# GIVEN REQUEST
Restate each line of the listing exactly, without carrying over any pictures.
[MATERIAL FOR THIS TASK start]
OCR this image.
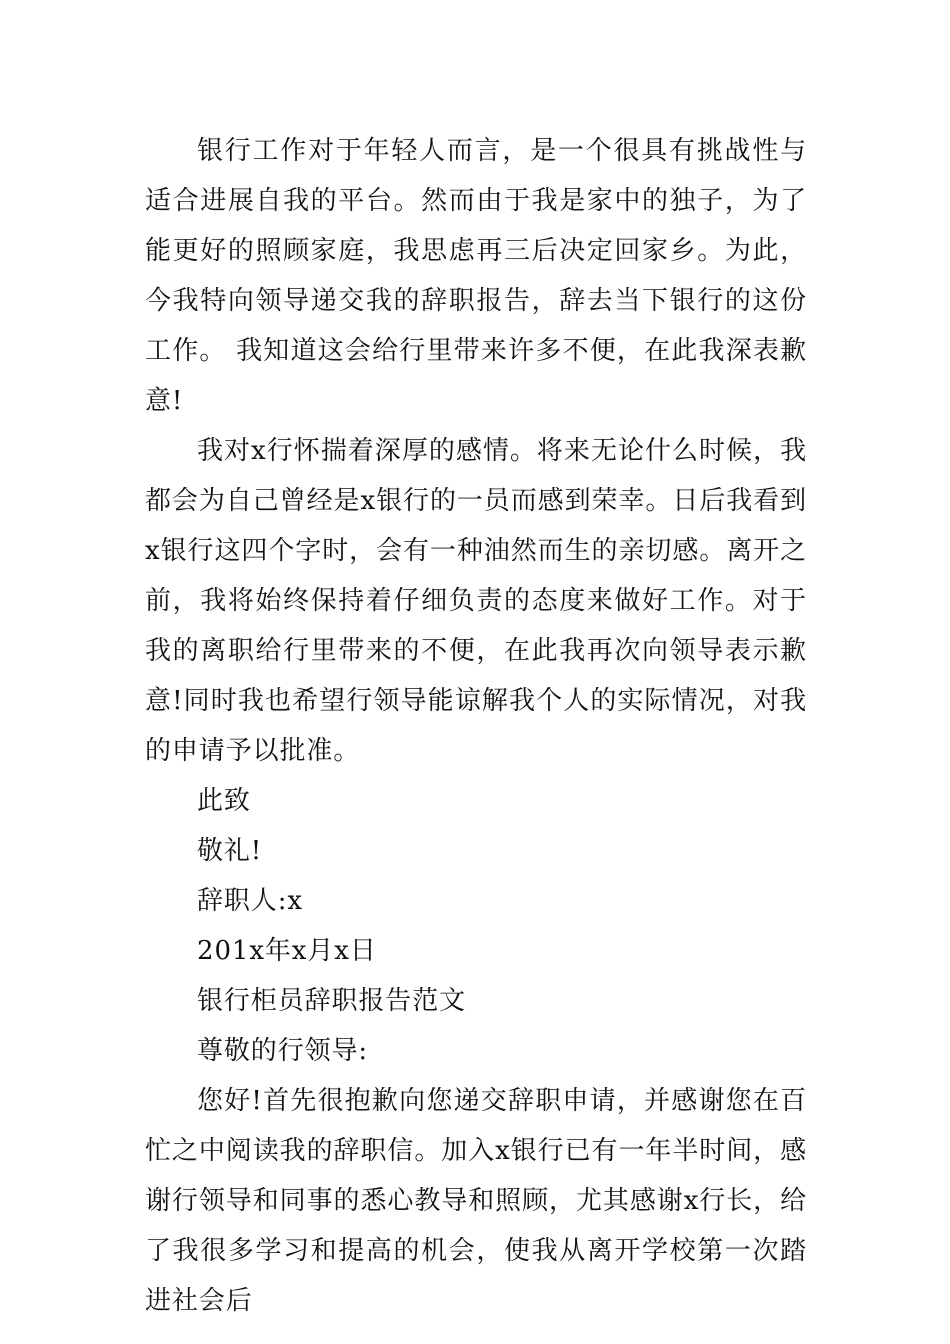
银行工作对于年轻人而言，是一个很具有挑战性与适合进展自我的平台。然而由于我是家中的独子，为了能更好的照顾家庭，我思虑再三后决定回家乡。为此，今我特向领导递交我的辞职报告，辞去当下银行的这份工作。 我知道这会给行里带来许多不便，在此我深表歉意!

我对x行怀揣着深厚的感情。将来无论什么时候，我都会为自己曾经是x银行的一员而感到荣幸。日后我看到x银行这四个字时，会有一种油然而生的亲切感。离开之前，我将始终保持着仔细负责的态度来做好工作。对于我的离职给行里带来的不便，在此我再次向领导表示歉意!同时我也希望行领导能谅解我个人的实际情况，对我的申请予以批准。

此致

敬礼!

辞职人:x

201x年x月x日

银行柜员辞职报告范文

尊敬的行领导:

您好!首先很抱歉向您递交辞职申请，并感谢您在百忙之中阅读我的辞职信。加入x银行已有一年半时间，感谢行领导和同事的悉心教导和照顾，尤其感谢x行长，给了我很多学习和提高的机会，使我从离开学校第一次踏进社会后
[MATERIAL FOR THIS TASK end]
# COMPLETED TASK
OCR this image.
银行工作对于年轻人而言，是一个很具有挑战性与适合进展自我的平台。然而由于我是家中的独子，为了能更好的照顾家庭，我思虑再三后决定回家乡。为此，今我特向领导递交我的辞职报告，辞去当下银行的这份工作。 我知道这会给行里带来许多不便，在此我深表歉意!

我对x行怀揣着深厚的感情。将来无论什么时候，我都会为自己曾经是x银行的一员而感到荣幸。日后我看到x银行这四个字时，会有一种油然而生的亲切感。离开之前，我将始终保持着仔细负责的态度来做好工作。对于我的离职给行里带来的不便，在此我再次向领导表示歉意!同时我也希望行领导能谅解我个人的实际情况，对我的申请予以批准。

此致

敬礼!

辞职人:x

201x年x月x日

银行柜员辞职报告范文

尊敬的行领导:

您好!首先很抱歉向您递交辞职申请，并感谢您在百忙之中阅读我的辞职信。加入x银行已有一年半时间，感谢行领导和同事的悉心教导和照顾，尤其感谢x行长，给了我很多学习和提高的机会，使我从离开学校第一次踏进社会后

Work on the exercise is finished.